**What this task involves:** Work out how many lines in the data hold the word "subtitle", and reply with that number only.

**Input for this task:**
>>>
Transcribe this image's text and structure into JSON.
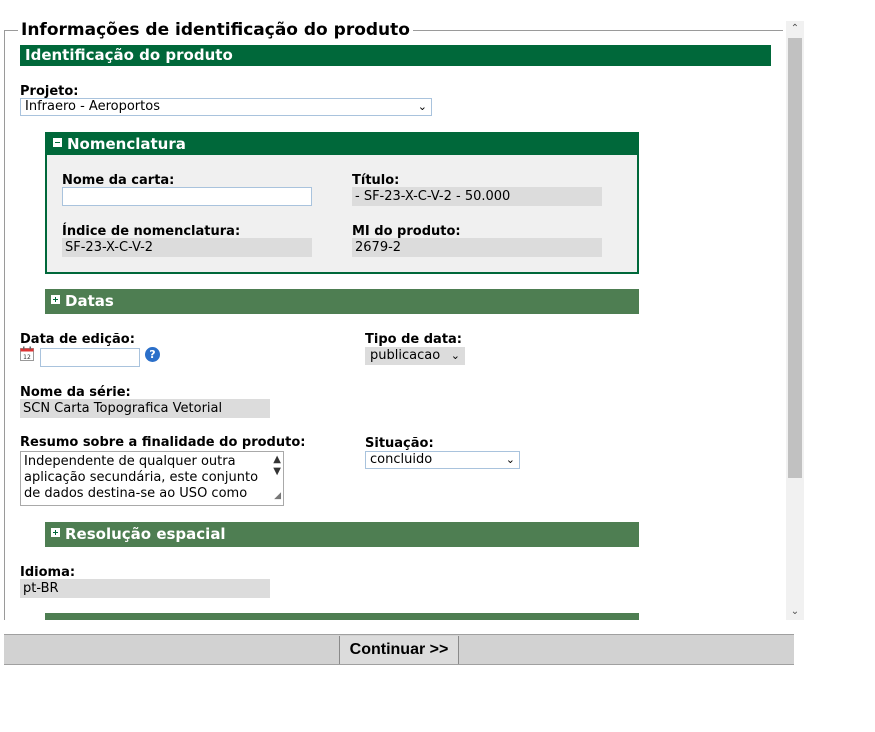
{
  "legend": "Informações de identificação do produto",
  "main_header": "Identificação do produto",
  "projeto": {
    "label": "Projeto:",
    "value": "Infraero - Aeroportos"
  },
  "nomenclatura": {
    "header": "Nomenclatura",
    "nome_carta_label": "Nome da carta:",
    "nome_carta_value": "",
    "titulo_label": "Título:",
    "titulo_value": " - SF-23-X-C-V-2 - 50.000",
    "indice_label": "Índice de nomenclatura:",
    "indice_value": "SF-23-X-C-V-2",
    "mi_label": "MI do produto:",
    "mi_value": "2679-2"
  },
  "datas_header": "Datas",
  "data_edicao": {
    "label": "Data de edição:",
    "value": ""
  },
  "tipo_data": {
    "label": "Tipo de data:",
    "value": "publicacao"
  },
  "nome_serie": {
    "label": "Nome da série:",
    "value": "SCN Carta Topografica Vetorial"
  },
  "resumo": {
    "label": "Resumo sobre a finalidade do produto:",
    "value": "Independente de qualquer outra aplicação secundária, este conjunto de dados destina-se ao USO como"
  },
  "situacao": {
    "label": "Situação:",
    "value": "concluido"
  },
  "resolucao_header": "Resolução espacial",
  "idioma": {
    "label": "Idioma:",
    "value": "pt-BR"
  },
  "continue_button": "Continuar >>",
  "colors": {
    "primary_green": "#00683a",
    "section_green": "#4e7e52",
    "readonly_grey": "#dcdcdc"
  }
}
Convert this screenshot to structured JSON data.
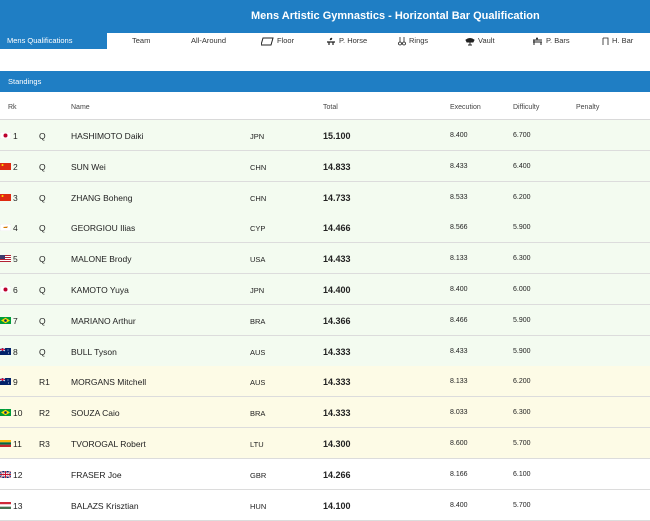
{
  "header": {
    "title": "Mens Artistic Gymnastics - Horizontal Bar Qualification"
  },
  "nav": {
    "tabs": [
      {
        "label": "Mens Qualifications",
        "icon": ""
      },
      {
        "label": "Team",
        "icon": ""
      },
      {
        "label": "All-Around",
        "icon": ""
      },
      {
        "label": "Floor",
        "icon": "floor-icon"
      },
      {
        "label": "P. Horse",
        "icon": "pommel-horse-icon"
      },
      {
        "label": "Rings",
        "icon": "rings-icon"
      },
      {
        "label": "Vault",
        "icon": "vault-icon"
      },
      {
        "label": "P. Bars",
        "icon": "parallel-bars-icon"
      },
      {
        "label": "H. Bar",
        "icon": "horizontal-bar-icon"
      }
    ],
    "active_color": "#1f7ec4"
  },
  "standings": {
    "label": "Standings",
    "columns": {
      "rk": "Rk",
      "name": "Name",
      "total": "Total",
      "execution": "Execution",
      "difficulty": "Difficulty",
      "penalty": "Penalty"
    },
    "rows": [
      {
        "rk": "1",
        "qual": "Q",
        "name": "HASHIMOTO Daiki",
        "noc": "JPN",
        "total": "15.100",
        "execution": "8.400",
        "difficulty": "6.700",
        "status": "q"
      },
      {
        "rk": "2",
        "qual": "Q",
        "name": "SUN Wei",
        "noc": "CHN",
        "total": "14.833",
        "execution": "8.433",
        "difficulty": "6.400",
        "status": "q"
      },
      {
        "rk": "3",
        "qual": "Q",
        "name": "ZHANG Boheng",
        "noc": "CHN",
        "total": "14.733",
        "execution": "8.533",
        "difficulty": "6.200",
        "status": "q"
      },
      {
        "rk": "4",
        "qual": "Q",
        "name": "GEORGIOU Ilias",
        "noc": "CYP",
        "total": "14.466",
        "execution": "8.566",
        "difficulty": "5.900",
        "status": "q"
      },
      {
        "rk": "5",
        "qual": "Q",
        "name": "MALONE Brody",
        "noc": "USA",
        "total": "14.433",
        "execution": "8.133",
        "difficulty": "6.300",
        "status": "q"
      },
      {
        "rk": "6",
        "qual": "Q",
        "name": "KAMOTO Yuya",
        "noc": "JPN",
        "total": "14.400",
        "execution": "8.400",
        "difficulty": "6.000",
        "status": "q"
      },
      {
        "rk": "7",
        "qual": "Q",
        "name": "MARIANO Arthur",
        "noc": "BRA",
        "total": "14.366",
        "execution": "8.466",
        "difficulty": "5.900",
        "status": "q"
      },
      {
        "rk": "8",
        "qual": "Q",
        "name": "BULL Tyson",
        "noc": "AUS",
        "total": "14.333",
        "execution": "8.433",
        "difficulty": "5.900",
        "status": "q"
      },
      {
        "rk": "9",
        "qual": "R1",
        "name": "MORGANS Mitchell",
        "noc": "AUS",
        "total": "14.333",
        "execution": "8.133",
        "difficulty": "6.200",
        "status": "r"
      },
      {
        "rk": "10",
        "qual": "R2",
        "name": "SOUZA Caio",
        "noc": "BRA",
        "total": "14.333",
        "execution": "8.033",
        "difficulty": "6.300",
        "status": "r"
      },
      {
        "rk": "11",
        "qual": "R3",
        "name": "TVOROGAL Robert",
        "noc": "LTU",
        "total": "14.300",
        "execution": "8.600",
        "difficulty": "5.700",
        "status": "r"
      },
      {
        "rk": "12",
        "qual": "",
        "name": "FRASER Joe",
        "noc": "GBR",
        "total": "14.266",
        "execution": "8.166",
        "difficulty": "6.100",
        "status": "n"
      },
      {
        "rk": "13",
        "qual": "",
        "name": "BALAZS Krisztian",
        "noc": "HUN",
        "total": "14.100",
        "execution": "8.400",
        "difficulty": "5.700",
        "status": "n"
      }
    ]
  },
  "colors": {
    "brand": "#1f7ec4",
    "qualified_row": "#f3fbf0",
    "reserve_row": "#fdfbe6"
  }
}
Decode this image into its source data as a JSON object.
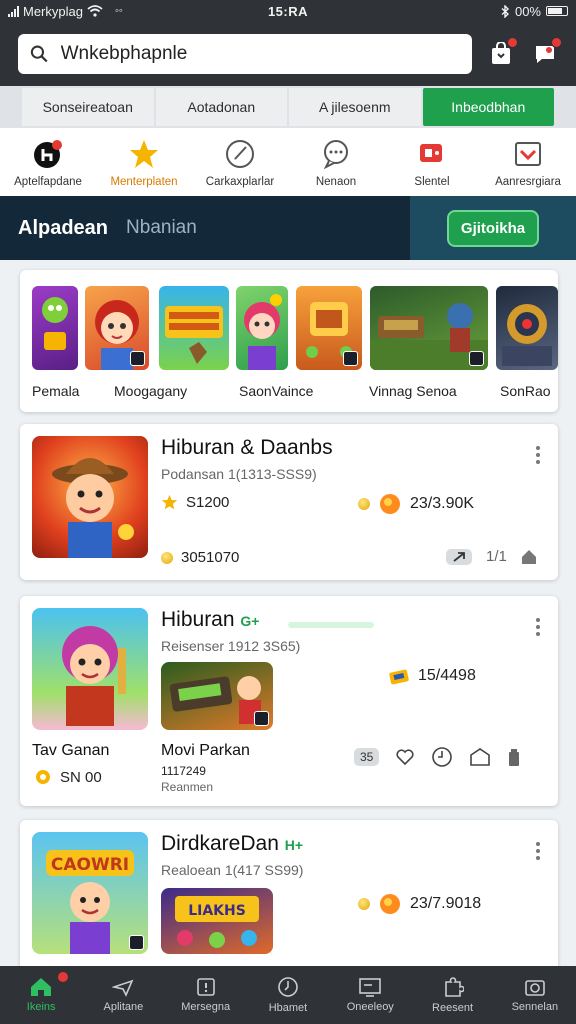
{
  "status_bar": {
    "carrier": "Merkyplag",
    "time": "15:RA",
    "battery": "00%"
  },
  "search": {
    "value": "Wnkebphapnle"
  },
  "tabs": [
    {
      "label": "Sonseireatoan",
      "active": false
    },
    {
      "label": "Aotadonan",
      "active": false
    },
    {
      "label": "A jilesoenm",
      "active": false
    },
    {
      "label": "Inbeodbhan",
      "active": true
    }
  ],
  "categories": [
    {
      "label": "Aptelfapdane",
      "icon": "app-badge-icon"
    },
    {
      "label": "Menterplaten",
      "icon": "star-icon"
    },
    {
      "label": "Carkaxplarlar",
      "icon": "compass-icon"
    },
    {
      "label": "Nenaon",
      "icon": "chat-bubble-icon"
    },
    {
      "label": "Slentel",
      "icon": "video-icon"
    },
    {
      "label": "Aanresrgiara",
      "icon": "inbox-check-icon"
    }
  ],
  "section": {
    "title": "Alpadean",
    "subtitle": "Nbanian",
    "button": "Gjitoikha"
  },
  "featured_strip": {
    "labels": [
      "Pemala",
      "Moogagany",
      "SaonVaince",
      "Vinnag Senoa",
      "SonRao"
    ]
  },
  "cards": [
    {
      "title": "Hiburan & Daanbs",
      "subtitle": "Podansan 1(1313-SSS9)",
      "rating": "S1200",
      "count": "23/3.90K",
      "coins": "3051070",
      "pill": "1/1"
    },
    {
      "title": "Hiburan",
      "tag": "G+",
      "subtitle": "Reisenser 1912 3S65)",
      "score": "15/4498",
      "left_name": "Tav Ganan",
      "left_value": "SN 00",
      "mid_name": "Movi Parkan",
      "mid_code": "1117249",
      "mid_label": "Reanmen",
      "pill": "35"
    },
    {
      "title": "DirdkareDan",
      "tag": "H+",
      "subtitle": "Realoean 1(417 SS99)",
      "count": "23/7.9018",
      "art_text_1": "CAOWRI",
      "art_text_2": "LIAKHS"
    }
  ],
  "bottom_nav": [
    {
      "label": "Ikeins",
      "icon": "home-icon",
      "active": true
    },
    {
      "label": "Aplitane",
      "icon": "plane-icon",
      "active": false
    },
    {
      "label": "Mersegna",
      "icon": "alert-box-icon",
      "active": false
    },
    {
      "label": "Hbamet",
      "icon": "clock-icon",
      "active": false
    },
    {
      "label": "Oneeleoy",
      "icon": "screen-icon",
      "active": false
    },
    {
      "label": "Reesent",
      "icon": "puzzle-icon",
      "active": false
    },
    {
      "label": "Sennelan",
      "icon": "camera-icon",
      "active": false
    }
  ],
  "colors": {
    "accent": "#1ea04d",
    "header": "#2f3236",
    "section_bg": "#13293a",
    "notification": "#e53935"
  }
}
<<<
**Written solution:** 4